[START OF Text passage]
The first night of Hanukkah is Wednesday, December 1st.

From At Home…Latkes and Choucroute
Many years of demanding work, single fatherhood and a reclusive social life meant I was a near-celibate when it came to home entertaining. Christina changed all that. She has a wide range of friends and family and loves having them over. A very stylish entertainer, she always has a bottle of champagne in the refrigerator and her oft-repeated and perfected salt and pepper chicken is featured on page 157. Naturally, Christina has influenced the shape of this book, just as she’s shaped my home entertaining attitude. She is from the KISS school of entertaining: Keep It Simple, Sweetheart. Her philosophy is that by keeping it simple, you’ll be inclined to host more often and maintain the focus on your guests. For too long, I thought of entertaining as my art and guests were simply a welcome excuse to practice that art. Married on November 29th, we decided on an early December holiday gathering. Worn out from our wedding and the demands of recipe testing, I was, frankly, hardly in the mood for extracurricular cooking. Yet holiday entertaining was a long-held Christina tradition and we wanted to celebrate married life with friends and family in a season of celebrations. Potato latkes (see page 340) were de rigueur. On my list of recipes to test was choucroute garnie, the traditional pork-laden sauerkraut dish that I made for Christina for our first New Year’s Day together. So, killing two birds with one stone, the choucroute garnie complemented our latkes, making for a reasonable Hanukkah and Christmas pairing befitting our respective holiday traditions. Dessert was lavender ice cream—leftovers from the batch I’d made for our wedding.

Traditional Potato Latkes & Applesauce
It’s a shame that potato pancakes tend to be made only for Hanukkah, the Jewish holiday that comes in December. The Hanukkah story celebrates the miracle of oil—there was reportedly just enough to burn one day in the temple, but it lasted for eight days. The fact that potato pancakes require prodigious amounts of oil to fry is surely a coincidence. The key to making them crispy is to squeeze out excess water from the grated onion and potato. Make the applesauce first so it’s ready for your hot latkes. The recipe will yield more than you will likely need for the latkes.
[END OF Text passage]
[START OF Provided material]
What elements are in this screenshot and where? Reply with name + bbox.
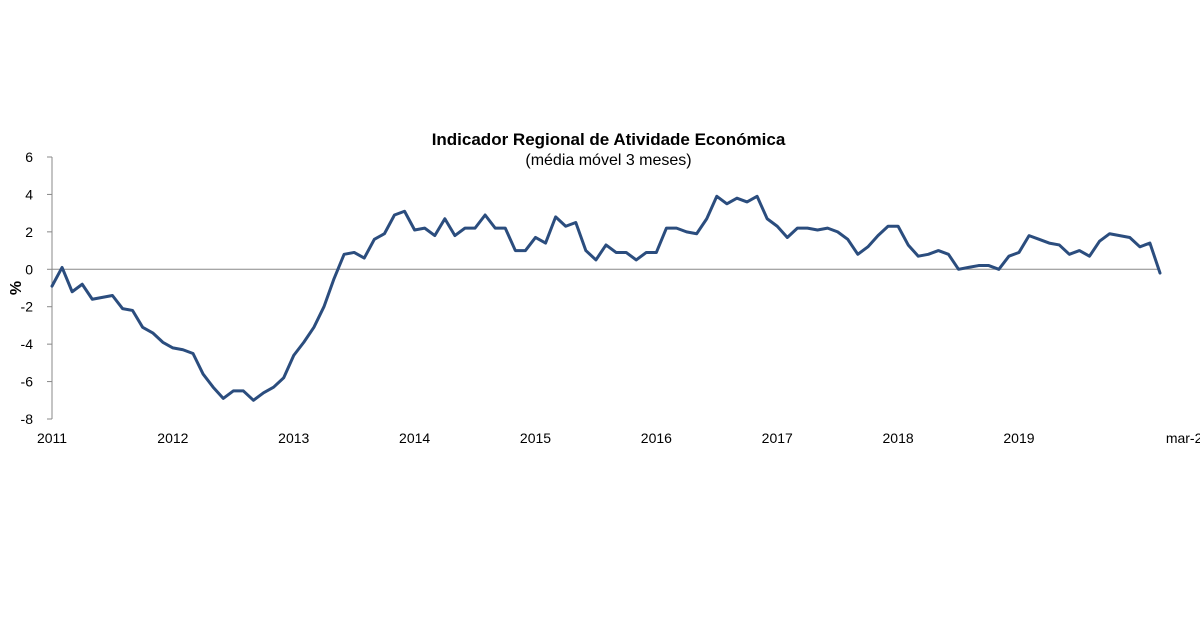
[END OF Provided material]
Given request 1 >>
In the latke text, on what date were the narrator and Christina married?
Given request 2 >>
Rewrite the latke text from "Traditional Potato Latkes" through "for the latkes.", replacing "crispy" with "crunchy".

Finished answer 1 >>
November 29th.

Finished answer 2 >>
Traditional Potato Latkes & Applesauce
It’s a shame that potato pancakes tend to be made only for Hanukkah, the Jewish holiday that comes in December. The Hanukkah story celebrates the miracle of oil—there was reportedly just enough to burn one day in the temple, but it lasted for eight days. The fact that potato pancakes require prodigious amounts of oil to fry is surely a coincidence. The key to making them crunchy is to squeeze out excess water from the grated onion and potato. Make the applesauce first so it’s ready for your hot latkes. The recipe will yield more than you will likely need for the latkes.